#### Goal:
Collect every line of the records below that contains the word "What".

#### Input material:
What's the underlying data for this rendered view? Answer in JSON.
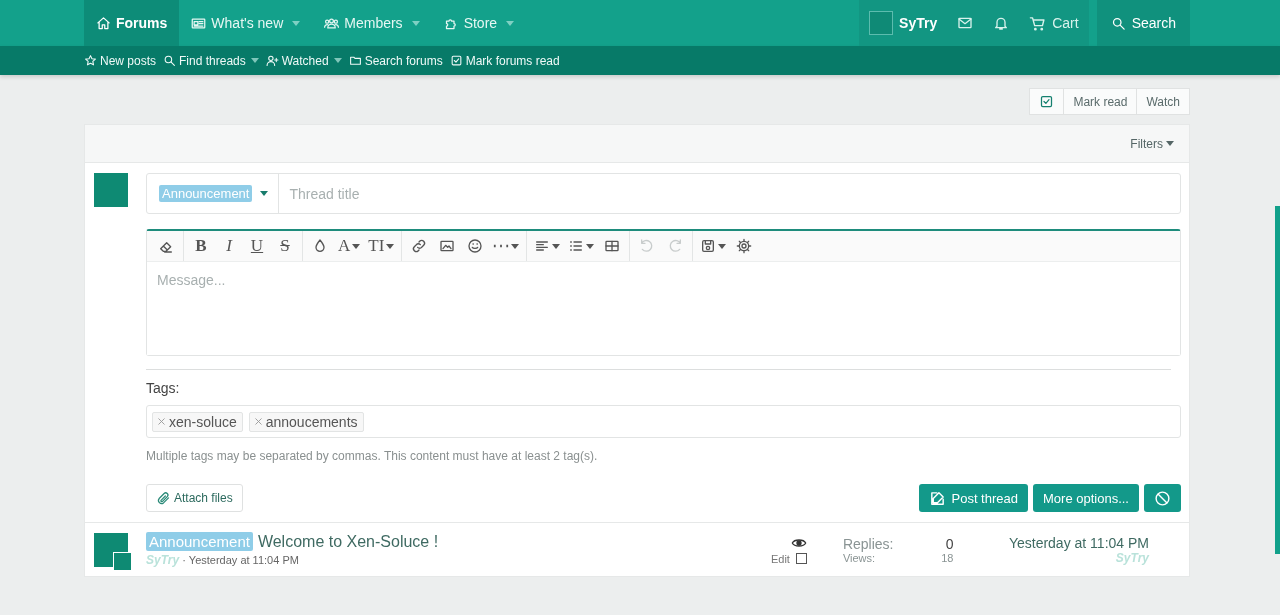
{
  "nav": {
    "items": [
      {
        "label": "Forums",
        "selected": true,
        "menu": false
      },
      {
        "label": "What's new",
        "selected": false,
        "menu": true
      },
      {
        "label": "Members",
        "selected": false,
        "menu": true
      },
      {
        "label": "Store",
        "selected": false,
        "menu": true
      }
    ],
    "user": "SyTry",
    "cart": "Cart",
    "search": "Search"
  },
  "subnav": [
    {
      "label": "New posts",
      "menu": false
    },
    {
      "label": "Find threads",
      "menu": true
    },
    {
      "label": "Watched",
      "menu": true
    },
    {
      "label": "Search forums",
      "menu": false
    },
    {
      "label": "Mark forums read",
      "menu": false
    }
  ],
  "actions": [
    "Mark read",
    "Watch"
  ],
  "filters": "Filters",
  "form": {
    "prefix": "Announcement",
    "title_placeholder": "Thread title",
    "toolbar": [
      [
        {
          "kind": "icon",
          "menu": false,
          "disabled": false
        }
      ],
      [
        {
          "kind": "text",
          "label": "B",
          "menu": false,
          "disabled": false
        },
        {
          "kind": "text",
          "label": "I",
          "menu": false,
          "disabled": false
        },
        {
          "kind": "text",
          "label": "U",
          "menu": false,
          "disabled": false
        },
        {
          "kind": "text",
          "label": "S",
          "menu": false,
          "disabled": false
        }
      ],
      [
        {
          "kind": "icon",
          "menu": false,
          "disabled": false
        },
        {
          "kind": "text",
          "label": "A",
          "menu": true,
          "disabled": false
        },
        {
          "kind": "text",
          "label": "TI",
          "menu": true,
          "disabled": false
        }
      ],
      [
        {
          "kind": "icon",
          "menu": false,
          "disabled": false
        },
        {
          "kind": "icon",
          "menu": false,
          "disabled": false
        },
        {
          "kind": "icon",
          "menu": false,
          "disabled": false
        },
        {
          "kind": "icon",
          "menu": true,
          "disabled": false
        }
      ],
      [
        {
          "kind": "icon",
          "menu": true,
          "disabled": false
        },
        {
          "kind": "icon",
          "menu": true,
          "disabled": false
        },
        {
          "kind": "icon",
          "menu": false,
          "disabled": false
        }
      ],
      [
        {
          "kind": "icon",
          "menu": false,
          "disabled": true
        },
        {
          "kind": "icon",
          "menu": false,
          "disabled": true
        }
      ],
      [
        {
          "kind": "icon",
          "menu": true,
          "disabled": false
        },
        {
          "kind": "icon",
          "menu": false,
          "disabled": false
        }
      ]
    ],
    "message_placeholder": "Message...",
    "tags_label": "Tags:",
    "tags": [
      "xen-soluce",
      "annoucements"
    ],
    "tags_hint": "Multiple tags may be separated by commas. This content must have at least 2 tag(s).",
    "attach": "Attach files",
    "buttons": [
      "Post thread",
      "More options..."
    ]
  },
  "thread": {
    "prefix": "Announcement",
    "title": "Welcome to Xen-Soluce !",
    "author": "SyTry",
    "separator": "·",
    "date": "Yesterday at 11:04 PM",
    "edit": "Edit",
    "checked": false,
    "replies_label": "Replies:",
    "replies": "0",
    "views_label": "Views:",
    "views": "18",
    "last_date": "Yesterday at 11:04 PM",
    "last_user": "SyTry"
  }
}
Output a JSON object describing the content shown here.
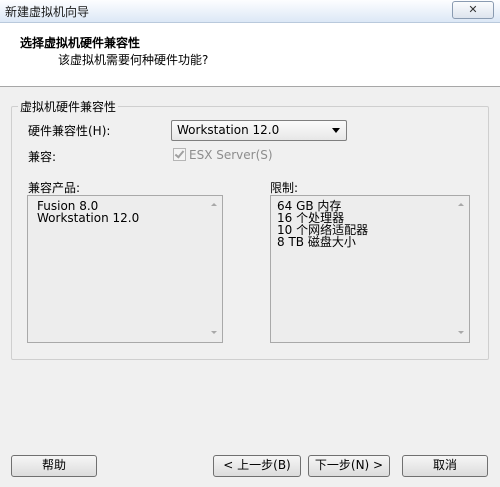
{
  "window": {
    "title": "新建虚拟机向导",
    "close_label": "✕"
  },
  "header": {
    "title": "选择虚拟机硬件兼容性",
    "subtitle": "该虚拟机需要何种硬件功能?"
  },
  "group": {
    "legend": "虚拟机硬件兼容性",
    "compat_label": "硬件兼容性(H):",
    "compat_value": "Workstation 12.0",
    "compatible_label": "兼容:",
    "esx_label": "ESX Server(S)",
    "esx_checked": true,
    "products_label": "兼容产品:",
    "products": [
      "Fusion 8.0",
      "Workstation 12.0"
    ],
    "limits_label": "限制:",
    "limits": [
      "64 GB 内存",
      "16 个处理器",
      "10 个网络适配器",
      "8 TB 磁盘大小"
    ]
  },
  "buttons": {
    "help": "帮助",
    "back": "< 上一步(B)",
    "next": "下一步(N) >",
    "cancel": "取消"
  }
}
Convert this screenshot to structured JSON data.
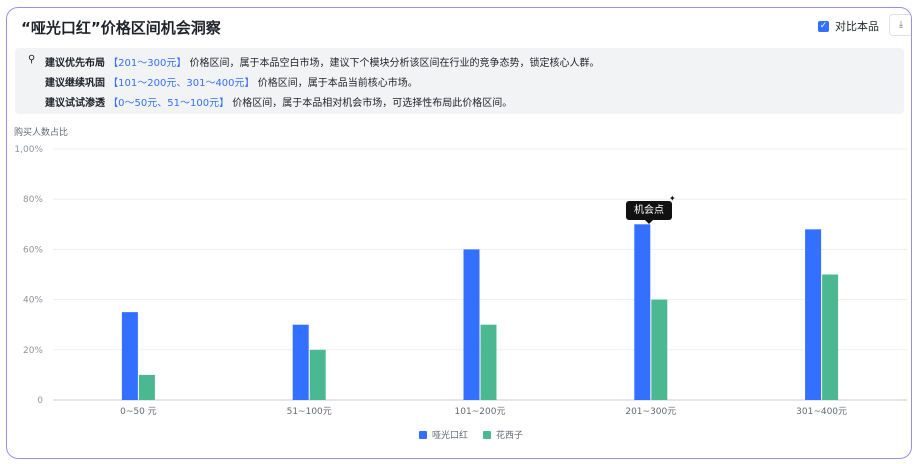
{
  "header": {
    "title": "“哑光口红”价格区间机会洞察",
    "compare_label": "对比本品",
    "compare_checked": true
  },
  "insights": [
    {
      "lead": "建议优先布局",
      "range": "【201～300元】",
      "rest": "价格区间，属于本品空白市场，建议下个模块分析该区间在行业的竞争态势，锁定核心人群。"
    },
    {
      "lead": "建议继续巩固",
      "range": "【101～200元、301～400元】",
      "rest": "价格区间，属于本品当前核心市场。"
    },
    {
      "lead": "建议试试渗透",
      "range": "【0～50元、51～100元】",
      "rest": "价格区间，属于本品相对机会市场，可选择性布局此价格区间。"
    }
  ],
  "tooltip": {
    "label": "机会点"
  },
  "colors": {
    "series1": "#3370ff",
    "series2": "#4cb891",
    "accent": "#3370ff"
  },
  "chart_data": {
    "type": "bar",
    "ylabel": "购买人数占比",
    "ylim": [
      0,
      100
    ],
    "yticks": [
      "0",
      "20%",
      "40%",
      "60%",
      "80%",
      "1,00%"
    ],
    "categories": [
      "0~50 元",
      "51~100元",
      "101~200元",
      "201~300元",
      "301~400元"
    ],
    "series": [
      {
        "name": "哑光口红",
        "values": [
          35,
          30,
          60,
          70,
          68
        ]
      },
      {
        "name": "花西子",
        "values": [
          10,
          20,
          30,
          40,
          50
        ]
      }
    ],
    "legend": "bottom-center",
    "grid": true,
    "annotation": {
      "text": "机会点",
      "category_index": 3,
      "series_index": 0
    }
  }
}
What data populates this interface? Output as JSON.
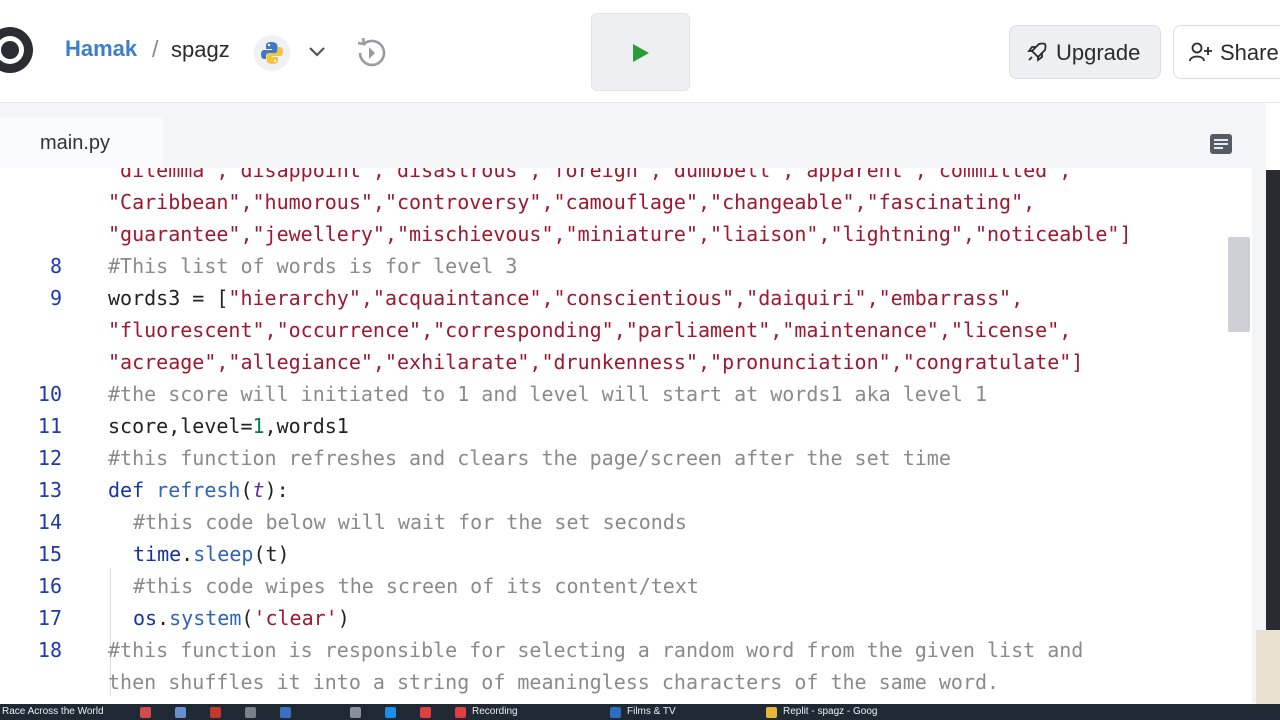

#### Solution below:
What's the underlying data for this rendered view? Answer in JSON.
        "label": "What's new",
What data populates this interface? Output as JSON.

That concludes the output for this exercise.